→ Directions
Gather all lines in the records below that include the word "Sandown".

-- Begin Exercise inputs --

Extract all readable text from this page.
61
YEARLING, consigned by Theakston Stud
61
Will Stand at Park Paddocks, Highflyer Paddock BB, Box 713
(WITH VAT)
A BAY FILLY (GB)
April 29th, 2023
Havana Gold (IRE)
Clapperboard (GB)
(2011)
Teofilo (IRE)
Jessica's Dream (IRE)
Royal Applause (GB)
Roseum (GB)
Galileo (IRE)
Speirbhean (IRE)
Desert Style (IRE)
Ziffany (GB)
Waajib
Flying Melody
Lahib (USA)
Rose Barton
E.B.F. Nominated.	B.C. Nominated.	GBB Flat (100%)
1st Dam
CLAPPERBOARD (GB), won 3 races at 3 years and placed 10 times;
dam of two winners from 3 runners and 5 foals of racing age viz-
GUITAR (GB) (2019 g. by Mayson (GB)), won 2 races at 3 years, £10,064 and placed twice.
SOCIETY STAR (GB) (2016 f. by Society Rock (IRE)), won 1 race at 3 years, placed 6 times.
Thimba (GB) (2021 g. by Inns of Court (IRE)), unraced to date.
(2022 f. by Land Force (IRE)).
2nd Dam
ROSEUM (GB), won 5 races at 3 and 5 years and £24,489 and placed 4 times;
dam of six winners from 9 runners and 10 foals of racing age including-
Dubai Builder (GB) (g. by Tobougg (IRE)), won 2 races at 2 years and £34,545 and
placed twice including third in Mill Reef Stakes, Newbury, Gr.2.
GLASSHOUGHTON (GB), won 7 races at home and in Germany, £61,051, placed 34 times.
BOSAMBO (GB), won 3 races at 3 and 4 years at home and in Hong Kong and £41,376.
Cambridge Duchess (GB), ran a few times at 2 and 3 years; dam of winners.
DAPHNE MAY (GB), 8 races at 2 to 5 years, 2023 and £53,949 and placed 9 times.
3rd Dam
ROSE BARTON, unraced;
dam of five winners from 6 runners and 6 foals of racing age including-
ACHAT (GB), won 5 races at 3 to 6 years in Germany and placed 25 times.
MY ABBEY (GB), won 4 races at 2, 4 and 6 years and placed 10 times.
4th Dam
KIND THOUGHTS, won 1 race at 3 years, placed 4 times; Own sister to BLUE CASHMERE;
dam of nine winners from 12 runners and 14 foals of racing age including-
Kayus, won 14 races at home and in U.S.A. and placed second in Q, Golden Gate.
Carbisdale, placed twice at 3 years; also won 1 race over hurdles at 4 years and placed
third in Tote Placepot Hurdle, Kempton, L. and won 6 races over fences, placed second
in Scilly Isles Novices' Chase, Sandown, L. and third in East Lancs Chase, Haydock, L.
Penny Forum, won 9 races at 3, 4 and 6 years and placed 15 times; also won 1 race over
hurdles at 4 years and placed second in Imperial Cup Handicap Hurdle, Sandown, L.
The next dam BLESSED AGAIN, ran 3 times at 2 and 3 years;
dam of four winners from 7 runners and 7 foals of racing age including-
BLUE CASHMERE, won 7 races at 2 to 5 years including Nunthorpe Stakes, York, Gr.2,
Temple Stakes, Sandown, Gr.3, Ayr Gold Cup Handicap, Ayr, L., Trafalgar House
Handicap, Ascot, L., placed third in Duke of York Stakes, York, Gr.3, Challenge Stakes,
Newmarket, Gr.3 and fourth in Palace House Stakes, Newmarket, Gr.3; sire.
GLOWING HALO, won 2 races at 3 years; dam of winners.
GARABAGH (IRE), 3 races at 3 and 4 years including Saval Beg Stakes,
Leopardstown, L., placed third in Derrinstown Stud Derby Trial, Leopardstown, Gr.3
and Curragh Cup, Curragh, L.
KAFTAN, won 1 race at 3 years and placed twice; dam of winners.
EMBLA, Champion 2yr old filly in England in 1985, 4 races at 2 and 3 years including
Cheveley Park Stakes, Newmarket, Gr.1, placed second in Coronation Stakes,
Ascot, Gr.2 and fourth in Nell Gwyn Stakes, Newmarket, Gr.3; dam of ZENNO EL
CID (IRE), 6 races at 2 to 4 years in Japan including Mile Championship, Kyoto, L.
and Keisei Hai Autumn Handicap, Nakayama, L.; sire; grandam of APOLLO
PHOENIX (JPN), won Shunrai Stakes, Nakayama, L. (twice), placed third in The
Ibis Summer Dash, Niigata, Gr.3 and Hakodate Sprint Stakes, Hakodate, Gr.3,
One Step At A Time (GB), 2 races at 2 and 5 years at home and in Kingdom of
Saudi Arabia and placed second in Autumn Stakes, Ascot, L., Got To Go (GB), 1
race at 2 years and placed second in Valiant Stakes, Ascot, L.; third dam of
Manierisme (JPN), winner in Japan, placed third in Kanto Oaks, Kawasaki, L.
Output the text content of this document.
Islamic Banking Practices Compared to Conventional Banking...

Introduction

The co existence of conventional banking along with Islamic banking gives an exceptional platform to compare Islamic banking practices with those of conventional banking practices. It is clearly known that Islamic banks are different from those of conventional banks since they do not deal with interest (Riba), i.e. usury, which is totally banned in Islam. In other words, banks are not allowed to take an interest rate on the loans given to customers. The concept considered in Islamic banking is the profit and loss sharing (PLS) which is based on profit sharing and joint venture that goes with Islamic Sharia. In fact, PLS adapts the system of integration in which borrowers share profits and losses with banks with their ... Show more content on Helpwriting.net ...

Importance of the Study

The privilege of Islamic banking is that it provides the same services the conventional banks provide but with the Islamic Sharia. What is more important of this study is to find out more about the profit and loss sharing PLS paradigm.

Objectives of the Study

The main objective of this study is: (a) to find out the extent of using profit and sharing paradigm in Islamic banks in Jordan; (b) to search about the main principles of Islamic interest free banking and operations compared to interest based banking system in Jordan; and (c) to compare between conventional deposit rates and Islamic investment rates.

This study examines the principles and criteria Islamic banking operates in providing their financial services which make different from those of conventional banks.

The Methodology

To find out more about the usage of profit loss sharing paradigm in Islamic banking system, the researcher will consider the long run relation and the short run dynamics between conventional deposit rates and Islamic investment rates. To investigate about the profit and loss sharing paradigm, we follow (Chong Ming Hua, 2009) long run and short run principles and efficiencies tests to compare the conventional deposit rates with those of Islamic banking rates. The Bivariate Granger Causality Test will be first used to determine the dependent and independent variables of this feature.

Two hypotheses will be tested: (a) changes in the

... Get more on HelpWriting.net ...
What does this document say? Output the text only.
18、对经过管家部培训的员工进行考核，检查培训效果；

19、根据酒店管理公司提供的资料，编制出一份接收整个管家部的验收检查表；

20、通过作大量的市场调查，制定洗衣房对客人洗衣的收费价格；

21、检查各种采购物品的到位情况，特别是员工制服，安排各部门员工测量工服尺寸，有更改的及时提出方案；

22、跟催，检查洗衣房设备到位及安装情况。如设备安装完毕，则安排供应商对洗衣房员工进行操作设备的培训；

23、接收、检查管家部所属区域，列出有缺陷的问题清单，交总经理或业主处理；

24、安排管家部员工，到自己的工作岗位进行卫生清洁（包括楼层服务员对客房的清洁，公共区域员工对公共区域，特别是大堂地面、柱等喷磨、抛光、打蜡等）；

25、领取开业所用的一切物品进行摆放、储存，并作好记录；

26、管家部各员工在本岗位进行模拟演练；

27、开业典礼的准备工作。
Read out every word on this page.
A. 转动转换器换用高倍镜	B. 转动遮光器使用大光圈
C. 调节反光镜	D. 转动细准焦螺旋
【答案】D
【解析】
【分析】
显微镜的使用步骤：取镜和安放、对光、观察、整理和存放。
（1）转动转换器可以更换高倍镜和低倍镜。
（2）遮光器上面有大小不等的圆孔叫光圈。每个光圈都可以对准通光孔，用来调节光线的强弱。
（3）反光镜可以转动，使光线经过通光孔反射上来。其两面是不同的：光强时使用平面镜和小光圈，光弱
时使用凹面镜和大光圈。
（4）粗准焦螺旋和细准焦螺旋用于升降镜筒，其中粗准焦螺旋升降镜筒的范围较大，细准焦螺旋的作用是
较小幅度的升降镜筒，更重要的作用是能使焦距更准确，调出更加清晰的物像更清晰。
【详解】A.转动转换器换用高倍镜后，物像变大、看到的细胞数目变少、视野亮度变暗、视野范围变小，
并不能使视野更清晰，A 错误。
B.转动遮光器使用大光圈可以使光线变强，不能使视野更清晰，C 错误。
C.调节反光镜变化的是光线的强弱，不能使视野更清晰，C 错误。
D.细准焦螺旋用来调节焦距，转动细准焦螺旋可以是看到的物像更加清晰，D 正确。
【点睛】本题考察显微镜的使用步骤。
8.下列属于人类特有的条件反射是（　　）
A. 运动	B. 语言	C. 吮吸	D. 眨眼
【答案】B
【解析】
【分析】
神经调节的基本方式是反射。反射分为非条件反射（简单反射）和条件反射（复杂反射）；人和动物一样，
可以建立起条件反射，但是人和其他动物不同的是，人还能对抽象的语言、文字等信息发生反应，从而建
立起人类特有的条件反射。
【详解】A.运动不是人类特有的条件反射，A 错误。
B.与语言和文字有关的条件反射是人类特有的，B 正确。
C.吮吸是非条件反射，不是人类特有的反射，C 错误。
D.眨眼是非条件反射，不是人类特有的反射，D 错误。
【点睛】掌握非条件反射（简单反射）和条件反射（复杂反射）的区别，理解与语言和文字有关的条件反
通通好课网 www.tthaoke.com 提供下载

-- End Exercise inputs --

→ Response to the task
in Scilly Isles Novices' Chase, Sandown, L. and third in East Lancs Chase, Haydock, L.
hurdles at 4 years and placed second in Imperial Cup Handicap Hurdle, Sandown, L.
Temple Stakes, Sandown, Gr.3, Ayr Gold Cup Handicap, Ayr, L., Trafalgar House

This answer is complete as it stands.